[Entries taken from a collection]
····················
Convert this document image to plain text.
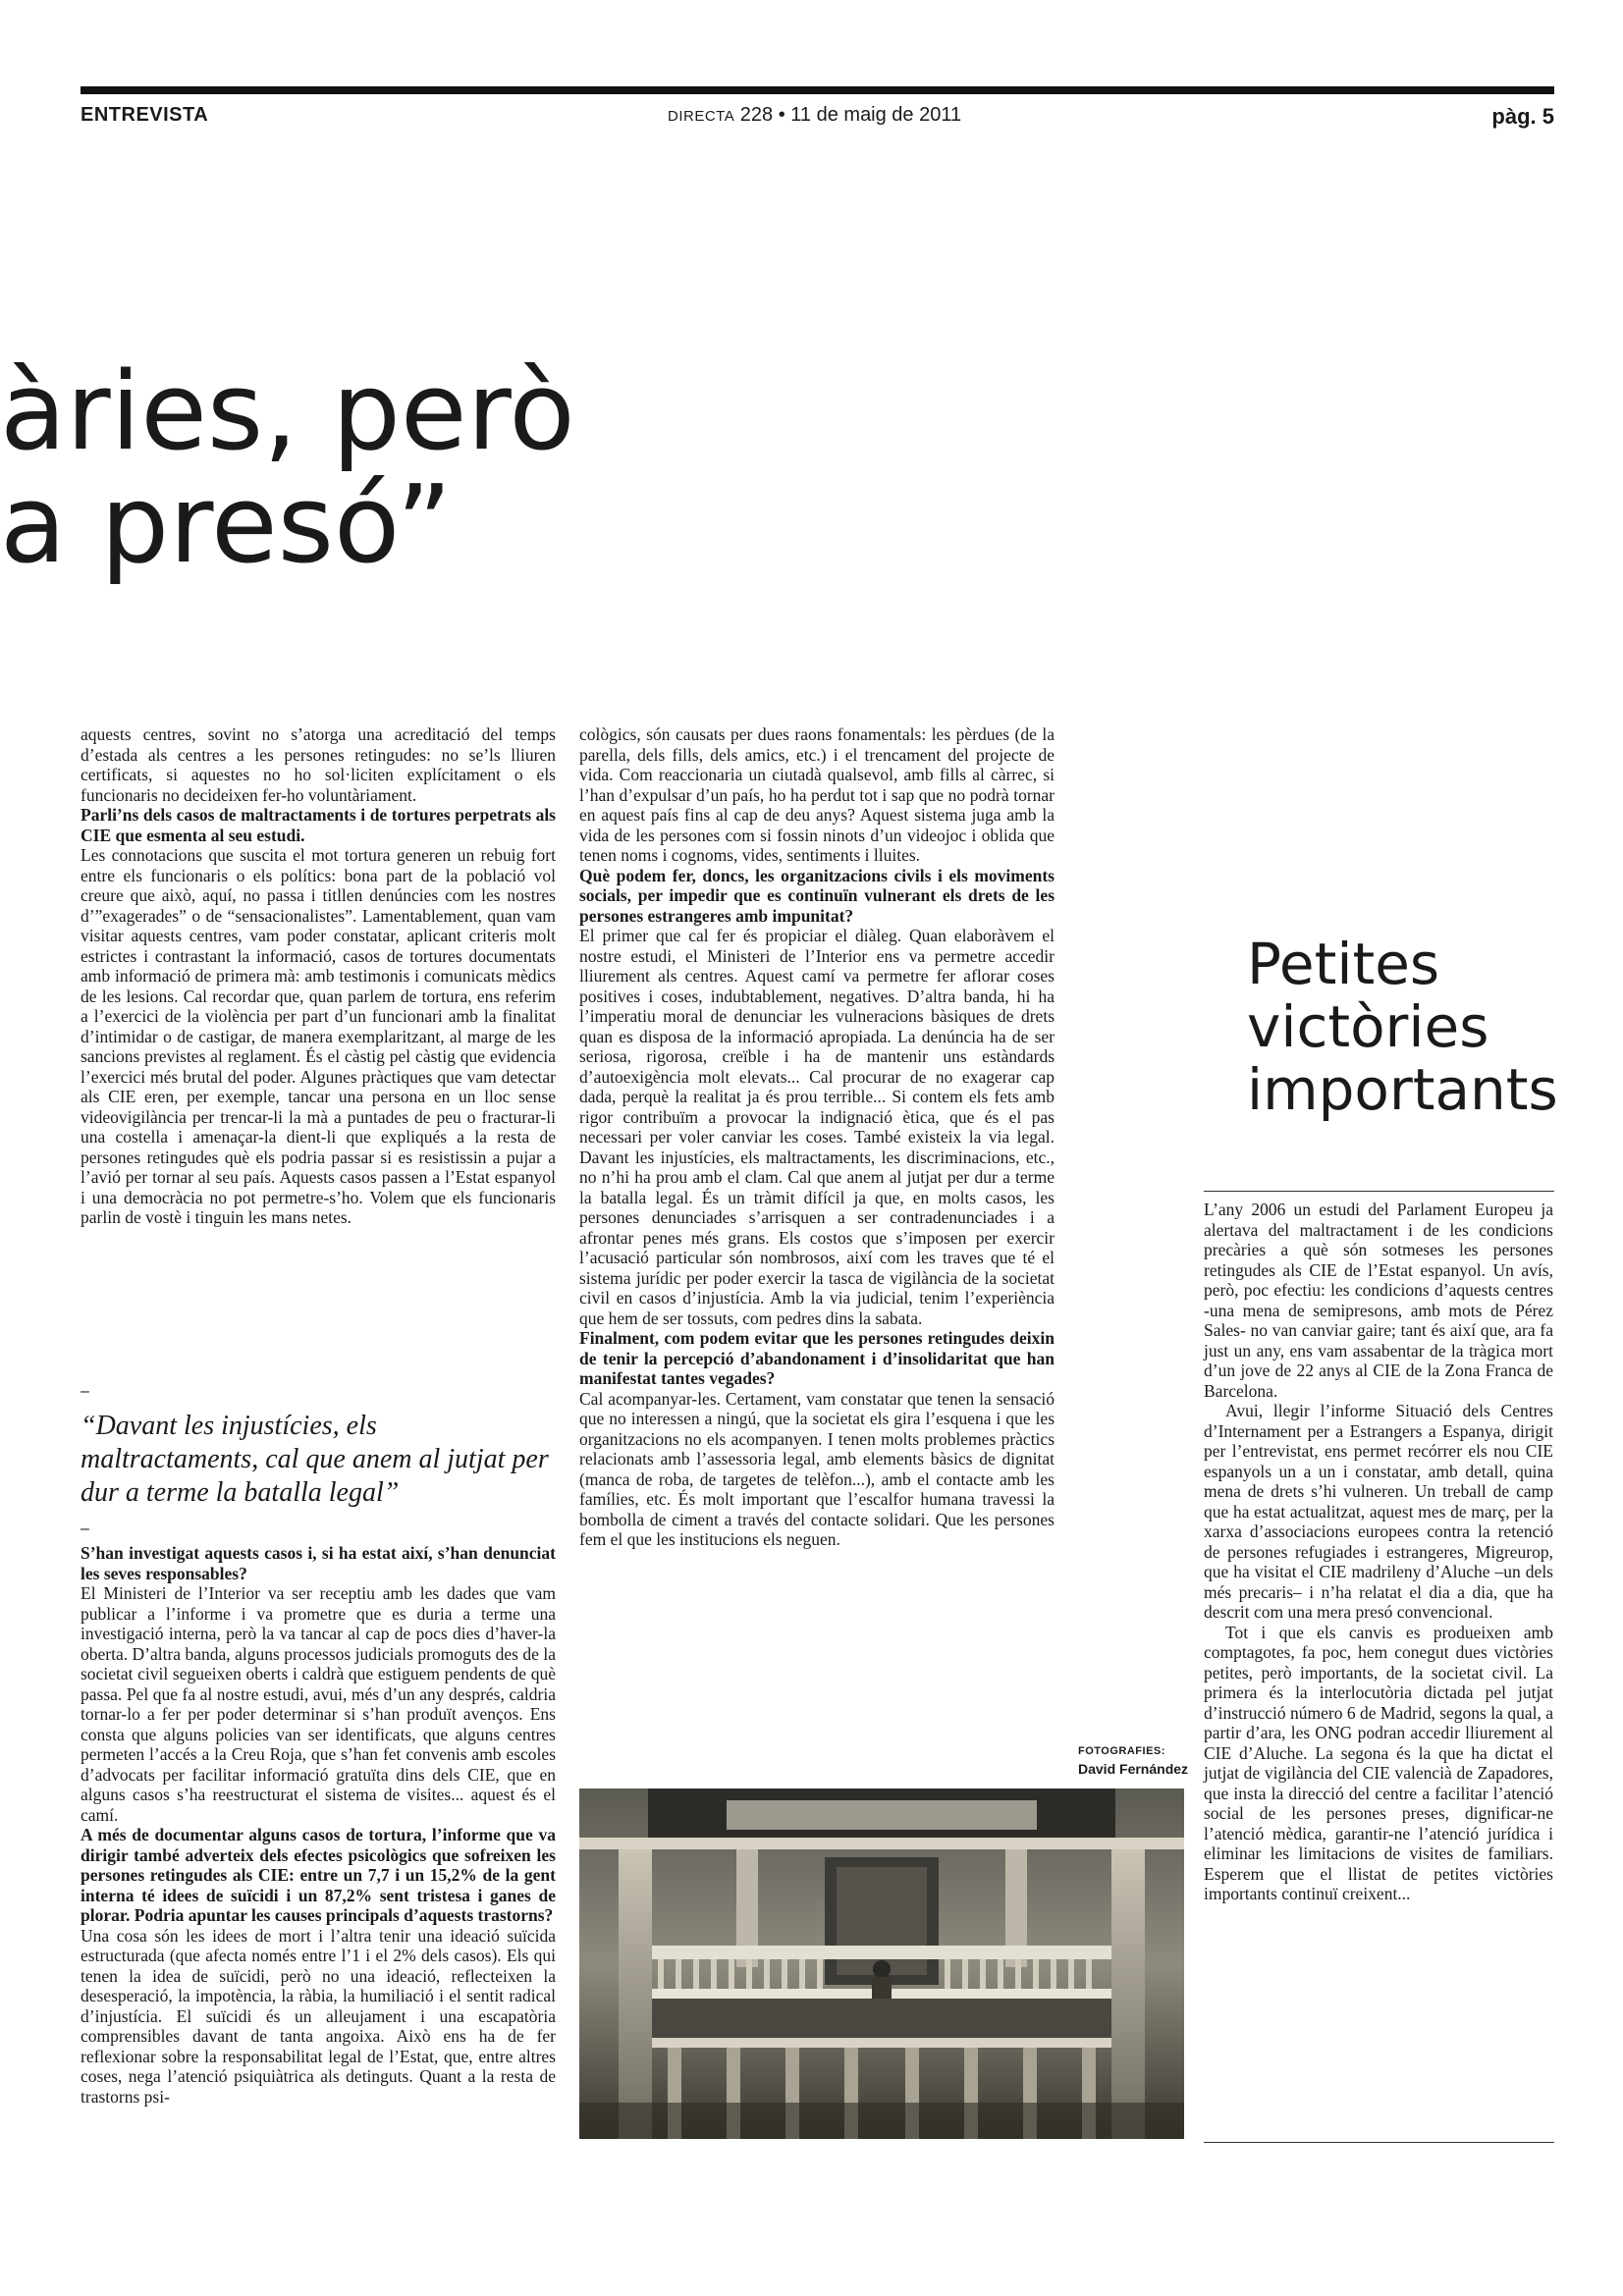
ENTREVISTA	DIRECTA 228 • 11 de maig de 2011	pàg. 5
àries, però
a presó”

aquests centres, sovint no s’atorga una acreditació del temps d’estada als centres a les persones retingudes: no se’ls lliuren certificats, si aquestes no ho sol·liciten explícitament o els funcionaris no decideixen fer-ho voluntàriament.

Parli’ns dels casos de maltractaments i de tortures perpetrats als CIE que esmenta al seu estudi.

Les connotacions que suscita el mot tortura generen un rebuig fort entre els funcionaris o els polítics: bona part de la població vol creure que això, aquí, no passa i titllen denúncies com les nostres d’”exagerades” o de “sensacionalistes”. Lamentablement, quan vam visitar aquests centres, vam poder constatar, aplicant criteris molt estrictes i contrastant la informació, casos de tortures documentats amb informació de primera mà: amb testimonis i comunicats mèdics de les lesions. Cal recordar que, quan parlem de tortura, ens referim a l’exercici de la violència per part d’un funcionari amb la finalitat d’intimidar o de castigar, de manera exemplaritzant, al marge de les sancions previstes al reglament. És el càstig pel càstig que evidencia l’exercici més brutal del poder. Algunes pràctiques que vam detectar als CIE eren, per exemple, tancar una persona en un lloc sense videovigilància per trencar-li la mà a puntades de peu o fracturar-li una costella i amenaçar-la dient-li que expliqués a la resta de persones retingudes què els podria passar si es resistissin a pujar a l’avió per tornar al seu país. Aquests casos passen a l’Estat espanyol i una democràcia no pot permetre-s’ho. Volem que els funcionaris parlin de vostè i tinguin les mans netes.

–
“Davant les injustícies, els maltractaments, cal que anem al jutjat per dur a terme la batalla legal”
–

S’han investigat aquests casos i, si ha estat així, s’han denunciat les seves responsables?

El Ministeri de l’Interior va ser receptiu amb les dades que vam publicar a l’informe i va prometre que es duria a terme una investigació interna, però la va tancar al cap de pocs dies d’haver-la oberta. D’altra banda, alguns processos judicials promoguts des de la societat civil segueixen oberts i caldrà que estiguem pendents de què passa. Pel que fa al nostre estudi, avui, més d’un any després, caldria tornar-lo a fer per poder determinar si s’han produït avenços. Ens consta que alguns policies van ser identificats, que alguns centres permeten l’accés a la Creu Roja, que s’han fet convenis amb escoles d’advocats per facilitar informació gratuïta dins dels CIE, que en alguns casos s’ha reestructurat el sistema de visites... aquest és el camí.

A més de documentar alguns casos de tortura, l’informe que va dirigir també adverteix dels efectes psicològics que sofreixen les persones retingudes als CIE: entre un 7,7 i un 15,2% de la gent interna té idees de suïcidi i un 87,2% sent tristesa i ganes de plorar. Podria apuntar les causes principals d’aquests trastorns?

Una cosa són les idees de mort i l’altra tenir una ideació suïcida estructurada (que afecta només entre l’1 i el 2% dels casos). Els qui tenen la idea de suïcidi, però no una ideació, reflecteixen la desesperació, la impotència, la ràbia, la humiliació i el sentit radical d’injustícia. El suïcidi és un alleujament i una escapatòria comprensibles davant de tanta angoixa. Això ens ha de fer reflexionar sobre la responsabilitat legal de l’Estat, que, entre altres coses, nega l’atenció psiquiàtrica als detinguts. Quant a la resta de trastorns psi-

cològics, són causats per dues raons fonamentals: les pèrdues (de la parella, dels fills, dels amics, etc.) i el trencament del projecte de vida. Com reaccionaria un ciutadà qualsevol, amb fills al càrrec, si l’han d’expulsar d’un país, ho ha perdut tot i sap que no podrà tornar en aquest país fins al cap de deu anys? Aquest sistema juga amb la vida de les persones com si fossin ninots d’un videojoc i oblida que tenen noms i cognoms, vides, sentiments i lluites.

Què podem fer, doncs, les organitzacions civils i els moviments socials, per impedir que es continuïn vulnerant els drets de les persones estrangeres amb impunitat?

El primer que cal fer és propiciar el diàleg. Quan elaboràvem el nostre estudi, el Ministeri de l’Interior ens va permetre accedir lliurement als centres. Aquest camí va permetre fer aflorar coses positives i coses, indubtablement, negatives. D’altra banda, hi ha l’imperatiu moral de denunciar les vulneracions bàsiques de drets quan es disposa de la informació apropiada. La denúncia ha de ser seriosa, rigorosa, creïble i ha de mantenir uns estàndards d’autoexigència molt elevats... Cal procurar de no exagerar cap dada, perquè la realitat ja és prou terrible... Si contem els fets amb rigor contribuïm a provocar la indignació ètica, que és el pas necessari per voler canviar les coses. També existeix la via legal. Davant les injustícies, els maltractaments, les discriminacions, etc., no n’hi ha prou amb el clam. Cal que anem al jutjat per dur a terme la batalla legal. És un tràmit difícil ja que, en molts casos, les persones denunciades s’arrisquen a ser contradenunciades i a afrontar penes més grans. Els costos que s’imposen per exercir l’acusació particular són nombrosos, així com les traves que té el sistema jurídic per poder exercir la tasca de vigilància de la societat civil en casos d’injustícia. Amb la via judicial, tenim l’experiència que hem de ser tossuts, com pedres dins la sabata.

Finalment, com podem evitar que les persones retingudes deixin de tenir la percepció d’abandonament i d’insolidaritat que han manifestat tantes vegades?

Cal acompanyar-les. Certament, vam constatar que tenen la sensació que no interessen a ningú, que la societat els gira l’esquena i que les organitzacions no els acompanyen. I tenen molts problemes pràctics relacionats amb l’assessoria legal, amb elements bàsics de dignitat (manca de roba, de targetes de telèfon...), amb el contacte amb les famílies, etc. És molt important que l’escalfor humana travessi la bombolla de ciment a través del contacte solidari. Que les persones fem el que les institucions els neguen.

FOTOGRAFIES:
David Fernández
Petites
victòries
importants

L’any 2006 un estudi del Parlament Europeu ja alertava del maltractament i de les condicions precàries a què són sotmeses les persones retingudes als CIE de l’Estat espanyol. Un avís, però, poc efectiu: les condicions d’aquests centres -una mena de semipresons, amb mots de Pérez Sales- no van canviar gaire; tant és així que, ara fa just un any, ens vam assabentar de la tràgica mort d’un jove de 22 anys al CIE de la Zona Franca de Barcelona.

Avui, llegir l’informe Situació dels Centres d’Internament per a Estrangers a Espanya, dirigit per l’entrevistat, ens permet recórrer els nou CIE espanyols un a un i constatar, amb detall, quina mena de drets s’hi vulneren. Un treball de camp que ha estat actualitzat, aquest mes de març, per la xarxa d’associacions europees contra la retenció de persones refugiades i estrangeres, Migreurop, que ha visitat el CIE madrileny d’Aluche –un dels més precaris– i n’ha relatat el dia a dia, que ha descrit com una mera presó convencional.

Tot i que els canvis es produeixen amb comptagotes, fa poc, hem conegut dues victòries petites, però importants, de la societat civil. La primera és la interlocutòria dictada pel jutjat d’instrucció número 6 de Madrid, segons la qual, a partir d’ara, les ONG podran accedir lliurement al CIE d’Aluche. La segona és la que ha dictat el jutjat de vigilància del CIE valencià de Zapadores, que insta la direcció del centre a facilitar l’atenció social de les persones preses, dignificar-ne l’atenció mèdica, garantir-ne l’atenció jurídica i eliminar les limitacions de visites de familiars. Esperem que el llistat de petites victòries importants continuï creixent...
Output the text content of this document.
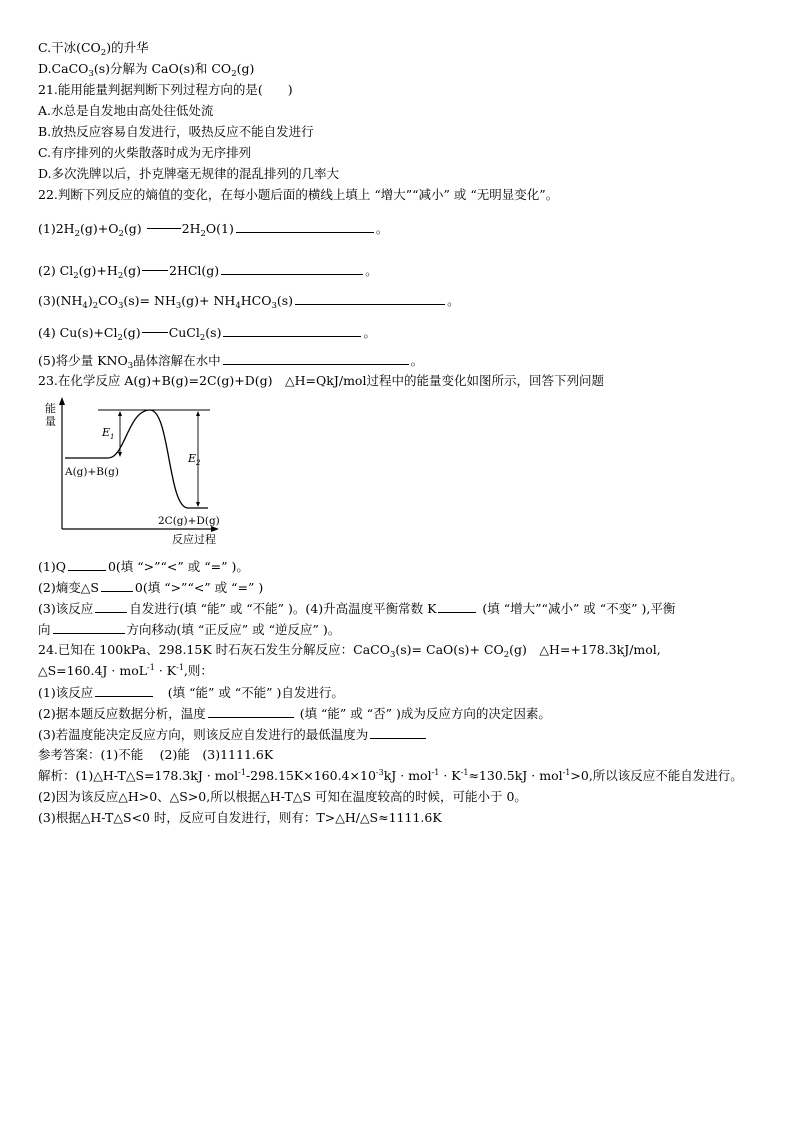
C.干冰$(CO_2)$的升华
D.CaCO$_3$(s)分解为 CaO(s)和 $CO_2(g)$
21.能用能量判据判断下列过程方向的是(　　)
A.水总是自发地由高处往低处流
B.放热反应容易自发进行，吸热反应不能自发进行
C.有序排列的火柴散落时成为无序排列
D.多次洗牌以后，扑克牌毫无规律的混乱排列的几率大
22.判断下列反应的熵值的变化，在每小题后面的横线上填上 “增大”“减小” 或 “无明显变化”。
$(1)2H_2(g)+O_2(g)$	$2H_2O(1)$	。
(2) $Cl_2(g)+H_2(g)$ 2HCl(g)	。
$(3)(NH_4)_2CO_3(s)= NH_3(g)+ NH_4HCO_3(s)$	。
(4) $Cu(s)+Cl_2(g)$ CuCl$_2$(s)	。
(5)将少量 $KNO_3$晶体溶解在水中	。
23.在化学反应 A(g)+B(g)=2C(g)+D(g)　△H=QkJ/mol过程中的能量变化如图所示，回答下列问题
能
量
$E_1$
$E_2$
A(g)+B(g)
2C(g)+D(g)
反应过程
(1)Q	0(填 “>”“<” 或 “=” )。
(2)熵变△S	0(填 “>”“<” 或 “=” )
(3)该反应	自发进行(填 “能” 或 “不能” )。(4)升高温度平衡常数 K	(填 “增大”“减小” 或 “不变” ),平衡
向	方向移动(填 “正反应” 或 “逆反应” )。
24.已知在 100kPa、298.15K 时石灰石发生分解反应：CaCO$_3$(s)= $CaO(s)+ CO_2(g)$　△H=+178.3kJ/mol,
△S=160.4J · $moL^{-1} \cdot K^{-1}$,则：
(1)该反应	　(填 “能” 或 “不能” )自发进行。
(2)据本题反应数据分析，温度	(填 “能” 或 “否” )成为反应方向的决定因素。
(3)若温度能决定反应方向，则该反应自发进行的最低温度为
参考答案：(1)不能　 (2)能　(3)1111.6K
解析：(1)△H-T△S=178.3kJ · $mol^{-1}-298.15K\times 160.4\times 10^{-3}kJ \cdot mol^{-1} \cdot K^{-1}\approx 130.5kJ \cdot mol^{-1}>0$,所以该反应不能自发进行。
(2)因为该反应△H>0、△S>0,所以根据△H-T△S 可知在温度较高的时候，可能小于 0。
(3)根据△H-T△S<0 时，反应可自发进行，则有：T>△H/△S≈1111.6K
····················
SET PROBLEM:
From the line holding "Output the text content of this document." to the last line of the listing, please output each line exactly as it stands. Pictures stay out of the copy.

EXPECTED ANSWER:
Output the text content of this document.
C.干冰$(CO_2)$的升华
D.CaCO$_3$(s)分解为 CaO(s)和 $CO_2(g)$
21.能用能量判据判断下列过程方向的是(　　)
A.水总是自发地由高处往低处流
B.放热反应容易自发进行，吸热反应不能自发进行
C.有序排列的火柴散落时成为无序排列
D.多次洗牌以后，扑克牌毫无规律的混乱排列的几率大
22.判断下列反应的熵值的变化，在每小题后面的横线上填上 “增大”“减小” 或 “无明显变化”。
$(1)2H_2(g)+O_2(g)$	$2H_2O(1)$	。
(2) $Cl_2(g)+H_2(g)$ 2HCl(g)	。
$(3)(NH_4)_2CO_3(s)= NH_3(g)+ NH_4HCO_3(s)$	。
(4) $Cu(s)+Cl_2(g)$ CuCl$_2$(s)	。
(5)将少量 $KNO_3$晶体溶解在水中	。
23.在化学反应 A(g)+B(g)=2C(g)+D(g)　△H=QkJ/mol过程中的能量变化如图所示，回答下列问题
能
量
$E_1$
$E_2$
A(g)+B(g)
2C(g)+D(g)
反应过程
(1)Q	0(填 “>”“<” 或 “=” )。
(2)熵变△S	0(填 “>”“<” 或 “=” )
(3)该反应	自发进行(填 “能” 或 “不能” )。(4)升高温度平衡常数 K	(填 “增大”“减小” 或 “不变” ),平衡
向	方向移动(填 “正反应” 或 “逆反应” )。
24.已知在 100kPa、298.15K 时石灰石发生分解反应：CaCO$_3$(s)= $CaO(s)+ CO_2(g)$　△H=+178.3kJ/mol,
△S=160.4J · $moL^{-1} \cdot K^{-1}$,则：
(1)该反应	　(填 “能” 或 “不能” )自发进行。
(2)据本题反应数据分析，温度	(填 “能” 或 “否” )成为反应方向的决定因素。
(3)若温度能决定反应方向，则该反应自发进行的最低温度为
参考答案：(1)不能　 (2)能　(3)1111.6K
解析：(1)△H-T△S=178.3kJ · $mol^{-1}-298.15K\times 160.4\times 10^{-3}kJ \cdot mol^{-1} \cdot K^{-1}\approx 130.5kJ \cdot mol^{-1}>0$,所以该反应不能自发进行。
(2)因为该反应△H>0、△S>0,所以根据△H-T△S 可知在温度较高的时候，可能小于 0。
(3)根据△H-T△S<0 时，反应可自发进行，则有：T>△H/△S≈1111.6K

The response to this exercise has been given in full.